↓↓↓

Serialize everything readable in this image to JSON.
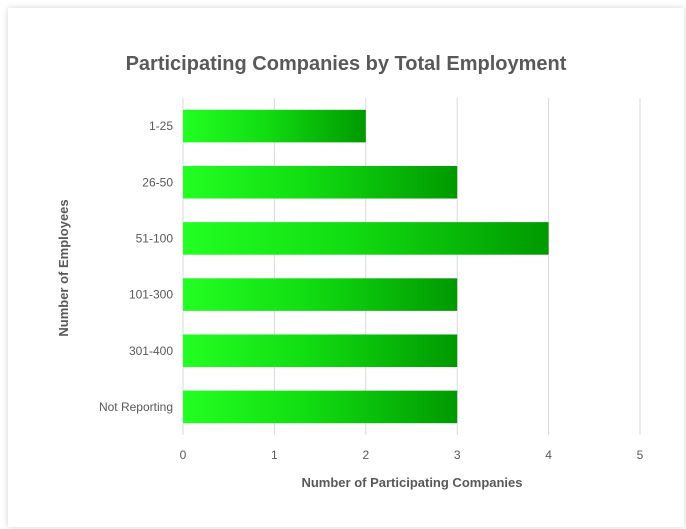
{
  "chart_data": {
    "type": "bar",
    "orientation": "horizontal",
    "title": "Participating Companies by Total Employment",
    "xlabel": "Number of Participating Companies",
    "ylabel": "Number of Employees",
    "categories": [
      "1-25",
      "26-50",
      "51-100",
      "101-300",
      "301-400",
      "Not Reporting"
    ],
    "values": [
      2,
      3,
      4,
      3,
      3,
      3
    ],
    "xlim": [
      0,
      5
    ],
    "xticks": [
      "0",
      "1",
      "2",
      "3",
      "4",
      "5"
    ],
    "grid": "vertical",
    "legend": "none",
    "colors": {
      "bar_light": "#22ff22",
      "bar_dark": "#009900",
      "grid": "#d9d9d9",
      "text": "#595959"
    }
  }
}
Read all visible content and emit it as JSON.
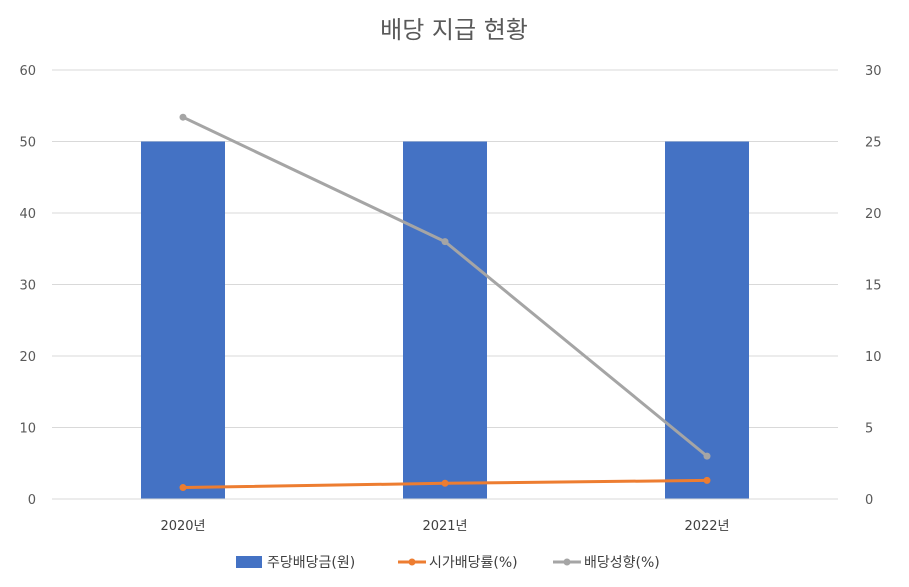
{
  "chart_data": {
    "type": "bar",
    "title": "배당 지급 현황",
    "categories": [
      "2020년",
      "2021년",
      "2022년"
    ],
    "series": [
      {
        "name": "주당배당금(원)",
        "kind": "bar",
        "axis": "left",
        "color": "#4472C4",
        "values": [
          50,
          50,
          50
        ]
      },
      {
        "name": "시가배당률(%)",
        "kind": "line",
        "axis": "right",
        "color": "#ED7D31",
        "values": [
          0.8,
          1.1,
          1.3
        ]
      },
      {
        "name": "배당성향(%)",
        "kind": "line",
        "axis": "right",
        "color": "#A5A5A5",
        "values": [
          26.7,
          18.0,
          3.0
        ]
      }
    ],
    "ylim_left": [
      0,
      60
    ],
    "yticks_left": [
      "0",
      "10",
      "20",
      "30",
      "40",
      "50",
      "60"
    ],
    "ylim_right": [
      0,
      30
    ],
    "yticks_right": [
      "0",
      "5",
      "10",
      "15",
      "20",
      "25",
      "30"
    ],
    "grid": true,
    "legend_position": "bottom"
  }
}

↑↑↑

**To be done**.
Give back the whole listing as it stands, minus its pictures.

**Complete output**.
Serialize everything readable in this image to JSON.
{
  "chart_data": {
    "type": "bar",
    "orientation": "horizontal",
    "title": "Participating Companies by Total Employment",
    "xlabel": "Number of Participating Companies",
    "ylabel": "Number of Employees",
    "categories": [
      "1-25",
      "26-50",
      "51-100",
      "101-300",
      "301-400",
      "Not Reporting"
    ],
    "values": [
      2,
      3,
      4,
      3,
      3,
      3
    ],
    "xlim": [
      0,
      5
    ],
    "xticks": [
      "0",
      "1",
      "2",
      "3",
      "4",
      "5"
    ],
    "grid": "vertical",
    "legend": "none",
    "colors": {
      "bar_light": "#22ff22",
      "bar_dark": "#009900",
      "grid": "#d9d9d9",
      "text": "#595959"
    }
  }
}
Read all visible content and emit it as JSON.
{
  "chart_data": {
    "type": "bar",
    "title": "배당 지급 현황",
    "categories": [
      "2020년",
      "2021년",
      "2022년"
    ],
    "series": [
      {
        "name": "주당배당금(원)",
        "kind": "bar",
        "axis": "left",
        "color": "#4472C4",
        "values": [
          50,
          50,
          50
        ]
      },
      {
        "name": "시가배당률(%)",
        "kind": "line",
        "axis": "right",
        "color": "#ED7D31",
        "values": [
          0.8,
          1.1,
          1.3
        ]
      },
      {
        "name": "배당성향(%)",
        "kind": "line",
        "axis": "right",
        "color": "#A5A5A5",
        "values": [
          26.7,
          18.0,
          3.0
        ]
      }
    ],
    "ylim_left": [
      0,
      60
    ],
    "yticks_left": [
      "0",
      "10",
      "20",
      "30",
      "40",
      "50",
      "60"
    ],
    "ylim_right": [
      0,
      30
    ],
    "yticks_right": [
      "0",
      "5",
      "10",
      "15",
      "20",
      "25",
      "30"
    ],
    "grid": true,
    "legend_position": "bottom"
  }
}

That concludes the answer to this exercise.